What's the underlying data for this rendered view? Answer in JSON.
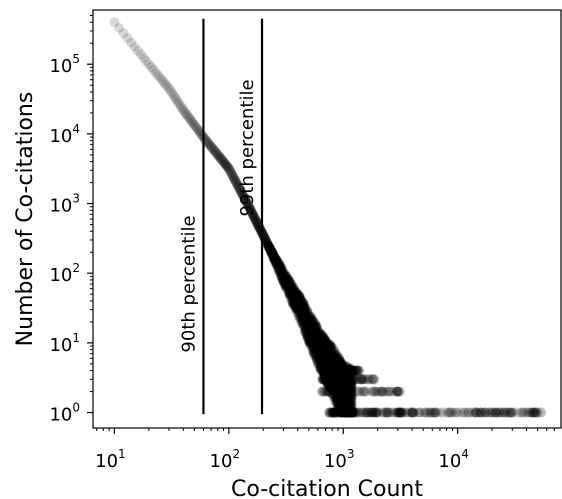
{
  "chart_data": {
    "type": "scatter",
    "title": "",
    "xlabel": "Co-citation Count",
    "ylabel": "Number of Co-citations",
    "xscale": "log",
    "yscale": "log",
    "xlim": [
      6.5,
      80000
    ],
    "ylim": [
      0.6,
      600000
    ],
    "grid": false,
    "marker_color": "#000000",
    "marker_alpha": 0.15,
    "x_ticks": [
      {
        "base": "10",
        "exp": "1",
        "value": 10
      },
      {
        "base": "10",
        "exp": "2",
        "value": 100
      },
      {
        "base": "10",
        "exp": "3",
        "value": 1000
      },
      {
        "base": "10",
        "exp": "4",
        "value": 10000
      }
    ],
    "y_ticks": [
      {
        "base": "10",
        "exp": "0",
        "value": 1
      },
      {
        "base": "10",
        "exp": "1",
        "value": 10
      },
      {
        "base": "10",
        "exp": "2",
        "value": 100
      },
      {
        "base": "10",
        "exp": "3",
        "value": 1000
      },
      {
        "base": "10",
        "exp": "4",
        "value": 10000
      },
      {
        "base": "10",
        "exp": "5",
        "value": 100000
      }
    ],
    "reference_lines": [
      {
        "label": "90th percentile",
        "x": 60,
        "y_range": [
          0.95,
          450000
        ]
      },
      {
        "label": "99th percentile",
        "x": 195,
        "y_range": [
          0.95,
          450000
        ]
      }
    ],
    "curve": [
      {
        "x": 10,
        "y": 400000
      },
      {
        "x": 20,
        "y": 100000
      },
      {
        "x": 30,
        "y": 45000
      },
      {
        "x": 40,
        "y": 22000
      },
      {
        "x": 60,
        "y": 9000
      },
      {
        "x": 100,
        "y": 3200
      },
      {
        "x": 150,
        "y": 900
      },
      {
        "x": 200,
        "y": 350
      },
      {
        "x": 300,
        "y": 90
      },
      {
        "x": 450,
        "y": 25
      },
      {
        "x": 600,
        "y": 9
      },
      {
        "x": 800,
        "y": 4
      },
      {
        "x": 1000,
        "y": 2
      },
      {
        "x": 1200,
        "y": 1.5
      }
    ],
    "tail_levels": [
      {
        "y": 4,
        "x_min": 650,
        "x_max": 1400
      },
      {
        "y": 3,
        "x_min": 650,
        "x_max": 1900
      },
      {
        "y": 2,
        "x_min": 650,
        "x_max": 3200
      },
      {
        "y": 1,
        "x_min": 750,
        "x_max": 55000
      }
    ]
  }
}
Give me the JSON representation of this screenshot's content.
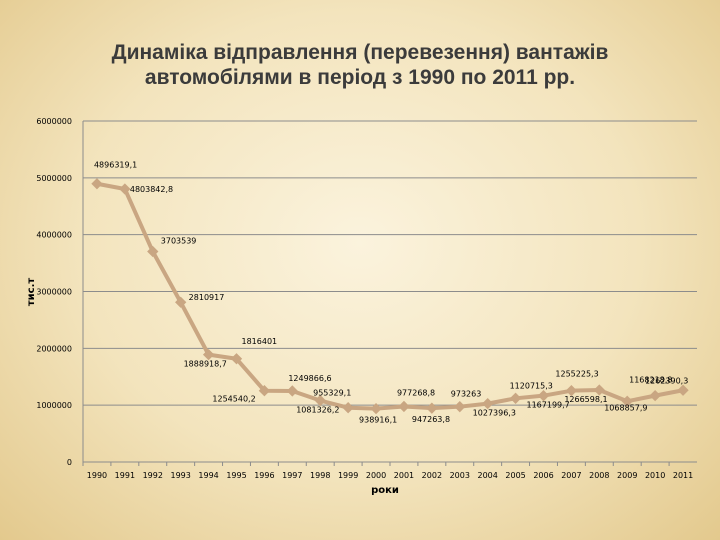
{
  "title_lines": [
    "Динаміка відправлення (перевезення) вантажів",
    "автомобілями в період з 1990 по 2011 рр."
  ],
  "colors": {
    "line": "#c9a682",
    "marker": "#c9a682",
    "gridline": "#8c8c8c"
  },
  "chart_data": {
    "type": "line",
    "title": "Динаміка відправлення (перевезення) вантажів автомобілями в період з 1990 по 2011 рр.",
    "xlabel": "роки",
    "ylabel": "тис.т",
    "ylim": [
      0,
      6000000
    ],
    "yticks": [
      "0",
      "1000000",
      "2000000",
      "3000000",
      "4000000",
      "5000000",
      "6000000"
    ],
    "grid": true,
    "legend": "none",
    "categories": [
      "1990",
      "1991",
      "1992",
      "1993",
      "1994",
      "1995",
      "1996",
      "1997",
      "1998",
      "1999",
      "2000",
      "2001",
      "2002",
      "2003",
      "2004",
      "2005",
      "2006",
      "2007",
      "2008",
      "2009",
      "2010",
      "2011"
    ],
    "series": [
      {
        "values": [
          4896319.1,
          4803842.8,
          3703539,
          2810917,
          1888918.7,
          1816401,
          1254540.2,
          1249866.6,
          1081326.2,
          955329.1,
          938916.1,
          977268.8,
          947263.8,
          973263,
          1027396.3,
          1120715.3,
          1167199.7,
          1255225.3,
          1266598.1,
          1068857.9,
          1168218.8,
          1262390.3
        ],
        "labels": [
          "4896319,1",
          "4803842,8",
          "3703539",
          "2810917",
          "1888918,7",
          "1816401",
          "1254540,2",
          "1249866,6",
          "1081326,2",
          "955329,1",
          "938916,1",
          "977268,8",
          "947263,8",
          "973263",
          "1027396,3",
          "1120715,3",
          "1167199,7",
          "1255225,3",
          "1266598,1",
          "1068857,9",
          "1168218,8",
          "1262390,3"
        ]
      }
    ]
  }
}
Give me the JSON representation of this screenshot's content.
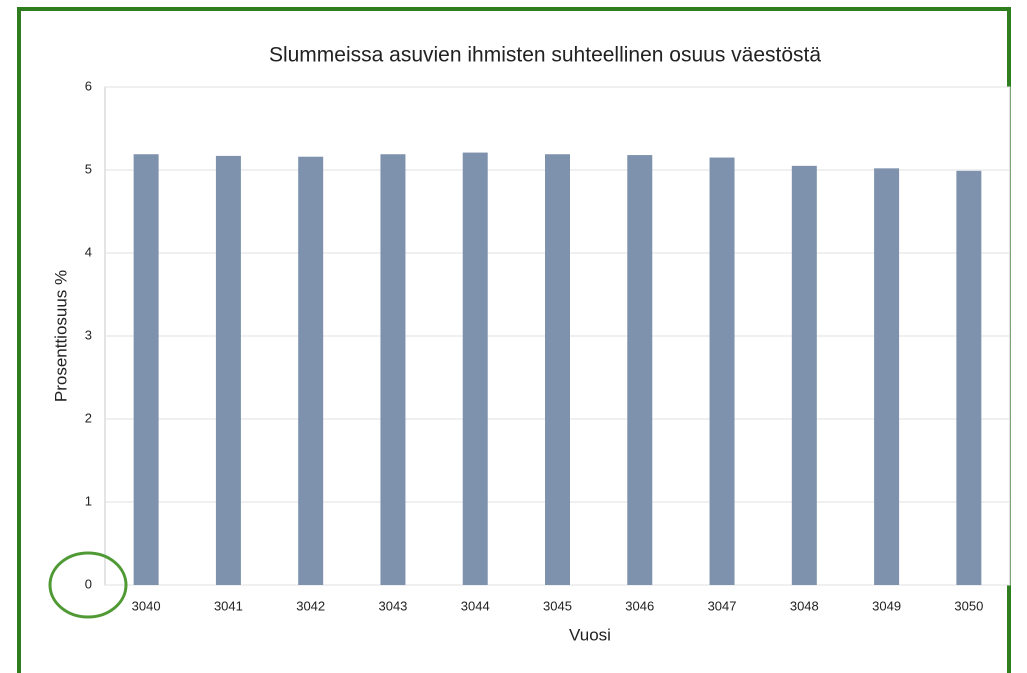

▸ The exercise
Set down the lines of the records above exactly, apart from the pictures.

▸ Reply to the task
What's the underlying data for this rendered view? Answer in JSON.
{
  "chart_data": {
    "type": "scatter",
    "title": "",
    "xlabel": "Co-citation Count",
    "ylabel": "Number of Co-citations",
    "xscale": "log",
    "yscale": "log",
    "xlim": [
      6.5,
      80000
    ],
    "ylim": [
      0.6,
      600000
    ],
    "grid": false,
    "marker_color": "#000000",
    "marker_alpha": 0.15,
    "x_ticks": [
      {
        "base": "10",
        "exp": "1",
        "value": 10
      },
      {
        "base": "10",
        "exp": "2",
        "value": 100
      },
      {
        "base": "10",
        "exp": "3",
        "value": 1000
      },
      {
        "base": "10",
        "exp": "4",
        "value": 10000
      }
    ],
    "y_ticks": [
      {
        "base": "10",
        "exp": "0",
        "value": 1
      },
      {
        "base": "10",
        "exp": "1",
        "value": 10
      },
      {
        "base": "10",
        "exp": "2",
        "value": 100
      },
      {
        "base": "10",
        "exp": "3",
        "value": 1000
      },
      {
        "base": "10",
        "exp": "4",
        "value": 10000
      },
      {
        "base": "10",
        "exp": "5",
        "value": 100000
      }
    ],
    "reference_lines": [
      {
        "label": "90th percentile",
        "x": 60,
        "y_range": [
          0.95,
          450000
        ]
      },
      {
        "label": "99th percentile",
        "x": 195,
        "y_range": [
          0.95,
          450000
        ]
      }
    ],
    "curve": [
      {
        "x": 10,
        "y": 400000
      },
      {
        "x": 20,
        "y": 100000
      },
      {
        "x": 30,
        "y": 45000
      },
      {
        "x": 40,
        "y": 22000
      },
      {
        "x": 60,
        "y": 9000
      },
      {
        "x": 100,
        "y": 3200
      },
      {
        "x": 150,
        "y": 900
      },
      {
        "x": 200,
        "y": 350
      },
      {
        "x": 300,
        "y": 90
      },
      {
        "x": 450,
        "y": 25
      },
      {
        "x": 600,
        "y": 9
      },
      {
        "x": 800,
        "y": 4
      },
      {
        "x": 1000,
        "y": 2
      },
      {
        "x": 1200,
        "y": 1.5
      }
    ],
    "tail_levels": [
      {
        "y": 4,
        "x_min": 650,
        "x_max": 1400
      },
      {
        "y": 3,
        "x_min": 650,
        "x_max": 1900
      },
      {
        "y": 2,
        "x_min": 650,
        "x_max": 3200
      },
      {
        "y": 1,
        "x_min": 750,
        "x_max": 55000
      }
    ]
  }
}
Give me the JSON representation of this screenshot's content.
{
  "title_lines": [
    "Динаміка відправлення (перевезення) вантажів",
    "автомобілями в період з 1990 по 2011 рр."
  ],
  "colors": {
    "line": "#c9a682",
    "marker": "#c9a682",
    "gridline": "#8c8c8c"
  },
  "chart_data": {
    "type": "line",
    "title": "Динаміка відправлення (перевезення) вантажів автомобілями в період з 1990 по 2011 рр.",
    "xlabel": "роки",
    "ylabel": "тис.т",
    "ylim": [
      0,
      6000000
    ],
    "yticks": [
      "0",
      "1000000",
      "2000000",
      "3000000",
      "4000000",
      "5000000",
      "6000000"
    ],
    "grid": true,
    "legend": "none",
    "categories": [
      "1990",
      "1991",
      "1992",
      "1993",
      "1994",
      "1995",
      "1996",
      "1997",
      "1998",
      "1999",
      "2000",
      "2001",
      "2002",
      "2003",
      "2004",
      "2005",
      "2006",
      "2007",
      "2008",
      "2009",
      "2010",
      "2011"
    ],
    "series": [
      {
        "values": [
          4896319.1,
          4803842.8,
          3703539,
          2810917,
          1888918.7,
          1816401,
          1254540.2,
          1249866.6,
          1081326.2,
          955329.1,
          938916.1,
          977268.8,
          947263.8,
          973263,
          1027396.3,
          1120715.3,
          1167199.7,
          1255225.3,
          1266598.1,
          1068857.9,
          1168218.8,
          1262390.3
        ],
        "labels": [
          "4896319,1",
          "4803842,8",
          "3703539",
          "2810917",
          "1888918,7",
          "1816401",
          "1254540,2",
          "1249866,6",
          "1081326,2",
          "955329,1",
          "938916,1",
          "977268,8",
          "947263,8",
          "973263",
          "1027396,3",
          "1120715,3",
          "1167199,7",
          "1255225,3",
          "1266598,1",
          "1068857,9",
          "1168218,8",
          "1262390,3"
        ]
      }
    ]
  }
}
Give me the JSON representation of this screenshot's content.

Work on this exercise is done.